→ Objective:
Print the data that follows exactly.

[Records contained in a dataset]
>>
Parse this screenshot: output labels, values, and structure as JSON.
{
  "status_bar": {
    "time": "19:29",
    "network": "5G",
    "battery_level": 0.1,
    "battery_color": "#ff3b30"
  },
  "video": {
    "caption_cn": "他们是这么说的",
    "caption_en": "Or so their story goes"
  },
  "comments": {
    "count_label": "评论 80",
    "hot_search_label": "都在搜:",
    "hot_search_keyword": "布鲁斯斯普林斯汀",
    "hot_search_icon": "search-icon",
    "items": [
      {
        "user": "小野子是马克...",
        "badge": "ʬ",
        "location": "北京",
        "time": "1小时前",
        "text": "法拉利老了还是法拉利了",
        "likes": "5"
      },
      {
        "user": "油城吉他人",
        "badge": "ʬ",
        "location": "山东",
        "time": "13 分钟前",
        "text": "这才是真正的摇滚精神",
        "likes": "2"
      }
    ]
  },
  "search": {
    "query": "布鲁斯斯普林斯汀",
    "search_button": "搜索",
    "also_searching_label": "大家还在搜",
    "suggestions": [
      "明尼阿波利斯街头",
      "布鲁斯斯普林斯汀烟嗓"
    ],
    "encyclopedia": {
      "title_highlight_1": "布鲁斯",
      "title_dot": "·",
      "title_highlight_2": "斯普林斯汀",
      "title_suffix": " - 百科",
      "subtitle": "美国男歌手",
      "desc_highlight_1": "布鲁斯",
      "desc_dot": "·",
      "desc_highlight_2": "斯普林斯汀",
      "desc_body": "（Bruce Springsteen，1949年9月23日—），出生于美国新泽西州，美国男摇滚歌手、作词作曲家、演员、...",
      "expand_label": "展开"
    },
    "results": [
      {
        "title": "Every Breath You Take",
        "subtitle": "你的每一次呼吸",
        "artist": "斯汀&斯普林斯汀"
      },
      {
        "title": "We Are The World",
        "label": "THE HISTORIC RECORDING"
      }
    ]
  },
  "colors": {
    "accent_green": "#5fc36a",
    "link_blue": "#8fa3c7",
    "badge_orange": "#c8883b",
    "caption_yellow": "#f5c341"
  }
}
<<
→ The solution:
Parse this screenshot: output labels, values, and structure as JSON.
{
  "status_bar": {
    "time": "19:29",
    "network": "5G",
    "battery_level": 0.1,
    "battery_color": "#ff3b30"
  },
  "video": {
    "caption_cn": "他们是这么说的",
    "caption_en": "Or so their story goes"
  },
  "comments": {
    "count_label": "评论 80",
    "hot_search_label": "都在搜:",
    "hot_search_keyword": "布鲁斯斯普林斯汀",
    "hot_search_icon": "search-icon",
    "items": [
      {
        "user": "小野子是马克...",
        "badge": "ʬ",
        "location": "北京",
        "time": "1小时前",
        "text": "法拉利老了还是法拉利了",
        "likes": "5"
      },
      {
        "user": "油城吉他人",
        "badge": "ʬ",
        "location": "山东",
        "time": "13 分钟前",
        "text": "这才是真正的摇滚精神",
        "likes": "2"
      }
    ]
  },
  "search": {
    "query": "布鲁斯斯普林斯汀",
    "search_button": "搜索",
    "also_searching_label": "大家还在搜",
    "suggestions": [
      "明尼阿波利斯街头",
      "布鲁斯斯普林斯汀烟嗓"
    ],
    "encyclopedia": {
      "title_highlight_1": "布鲁斯",
      "title_dot": "·",
      "title_highlight_2": "斯普林斯汀",
      "title_suffix": " - 百科",
      "subtitle": "美国男歌手",
      "desc_highlight_1": "布鲁斯",
      "desc_dot": "·",
      "desc_highlight_2": "斯普林斯汀",
      "desc_body": "（Bruce Springsteen，1949年9月23日—），出生于美国新泽西州，美国男摇滚歌手、作词作曲家、演员、...",
      "expand_label": "展开"
    },
    "results": [
      {
        "title": "Every Breath You Take",
        "subtitle": "你的每一次呼吸",
        "artist": "斯汀&斯普林斯汀"
      },
      {
        "title": "We Are The World",
        "label": "THE HISTORIC RECORDING"
      }
    ]
  },
  "colors": {
    "accent_green": "#5fc36a",
    "link_blue": "#8fa3c7",
    "badge_orange": "#c8883b",
    "caption_yellow": "#f5c341"
  }
}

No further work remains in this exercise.